### MATERIAL PROVIDED
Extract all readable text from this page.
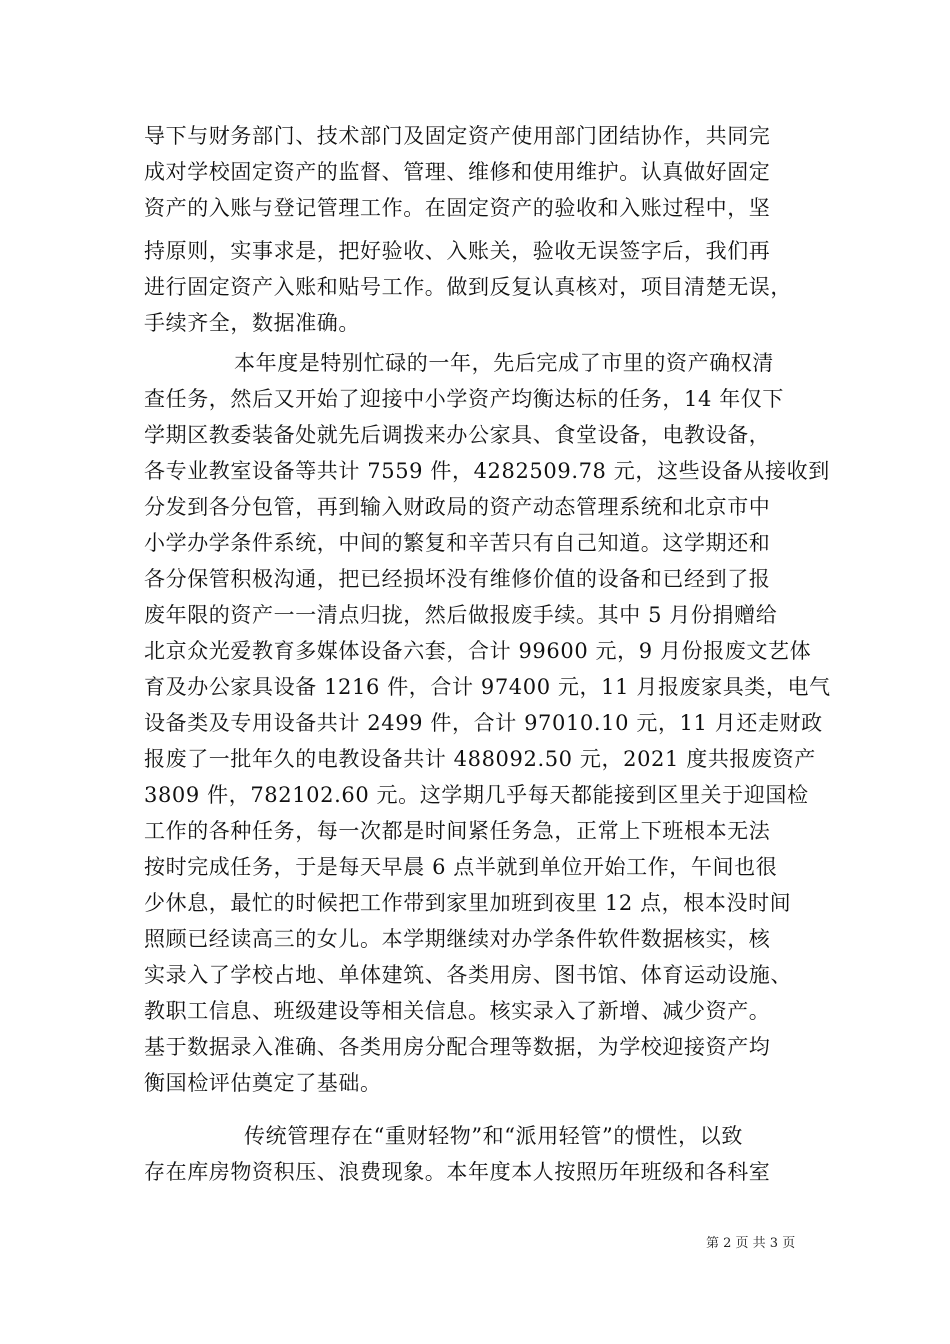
导下与财务部门、技术部门及固定资产使用部门团结协作，共同完
成对学校固定资产的监督、管理、维修和使用维护。认真做好固定
资产的入账与登记管理工作。在固定资产的验收和入账过程中，坚
持原则，实事求是，把好验收、入账关，验收无误签字后，我们再
进行固定资产入账和贴号工作。做到反复认真核对，项目清楚无误，
手续齐全，数据准确。
本年度是特别忙碌的一年，先后完成了市里的资产确权清
查任务，然后又开始了迎接中小学资产均衡达标的任务，14 年仅下
学期区教委装备处就先后调拨来办公家具、食堂设备，电教设备，
各专业教室设备等共计 7559 件，4282509.78 元，这些设备从接收到
分发到各分包管，再到输入财政局的资产动态管理系统和北京市中
小学办学条件系统，中间的繁复和辛苦只有自己知道。这学期还和
各分保管积极沟通，把已经损坏没有维修价值的设备和已经到了报
废年限的资产一一清点归拢，然后做报废手续。其中 5 月份捐赠给
北京众光爱教育多媒体设备六套，合计 99600 元，9 月份报废文艺体
育及办公家具设备 1216 件，合计 97400 元，11 月报废家具类，电气
设备类及专用设备共计 2499 件，合计 97010.10 元，11 月还走财政
报废了一批年久的电教设备共计 488092.50 元，2021 度共报废资产
3809 件，782102.60 元。这学期几乎每天都能接到区里关于迎国检
工作的各种任务，每一次都是时间紧任务急，正常上下班根本无法
按时完成任务，于是每天早晨 6 点半就到单位开始工作，午间也很
少休息，最忙的时候把工作带到家里加班到夜里 12 点，根本没时间
照顾已经读高三的女儿。本学期继续对办学条件软件数据核实，核
实录入了学校占地、单体建筑、各类用房、图书馆、体育运动设施、
教职工信息、班级建设等相关信息。核实录入了新增、减少资产。
基于数据录入准确、各类用房分配合理等数据，为学校迎接资产均
衡国检评估奠定了基础。
传统管理存在“重财轻物”和“派用轻管”的惯性，以致
存在库房物资积压、浪费现象。本年度本人按照历年班级和各科室
第 2 页 共 3 页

### JOB
Retype every record above exactly as written, but leave out the pictures.

### ANSWER FOR THE TASK
Extract all readable text from this page.
导下与财务部门、技术部门及固定资产使用部门团结协作，共同完
成对学校固定资产的监督、管理、维修和使用维护。认真做好固定
资产的入账与登记管理工作。在固定资产的验收和入账过程中，坚
持原则，实事求是，把好验收、入账关，验收无误签字后，我们再
进行固定资产入账和贴号工作。做到反复认真核对，项目清楚无误，
手续齐全，数据准确。
本年度是特别忙碌的一年，先后完成了市里的资产确权清
查任务，然后又开始了迎接中小学资产均衡达标的任务，14 年仅下
学期区教委装备处就先后调拨来办公家具、食堂设备，电教设备，
各专业教室设备等共计 7559 件，4282509.78 元，这些设备从接收到
分发到各分包管，再到输入财政局的资产动态管理系统和北京市中
小学办学条件系统，中间的繁复和辛苦只有自己知道。这学期还和
各分保管积极沟通，把已经损坏没有维修价值的设备和已经到了报
废年限的资产一一清点归拢，然后做报废手续。其中 5 月份捐赠给
北京众光爱教育多媒体设备六套，合计 99600 元，9 月份报废文艺体
育及办公家具设备 1216 件，合计 97400 元，11 月报废家具类，电气
设备类及专用设备共计 2499 件，合计 97010.10 元，11 月还走财政
报废了一批年久的电教设备共计 488092.50 元，2021 度共报废资产
3809 件，782102.60 元。这学期几乎每天都能接到区里关于迎国检
工作的各种任务，每一次都是时间紧任务急，正常上下班根本无法
按时完成任务，于是每天早晨 6 点半就到单位开始工作，午间也很
少休息，最忙的时候把工作带到家里加班到夜里 12 点，根本没时间
照顾已经读高三的女儿。本学期继续对办学条件软件数据核实，核
实录入了学校占地、单体建筑、各类用房、图书馆、体育运动设施、
教职工信息、班级建设等相关信息。核实录入了新增、减少资产。
基于数据录入准确、各类用房分配合理等数据，为学校迎接资产均
衡国检评估奠定了基础。
传统管理存在“重财轻物”和“派用轻管”的惯性，以致
存在库房物资积压、浪费现象。本年度本人按照历年班级和各科室
第 2 页 共 3 页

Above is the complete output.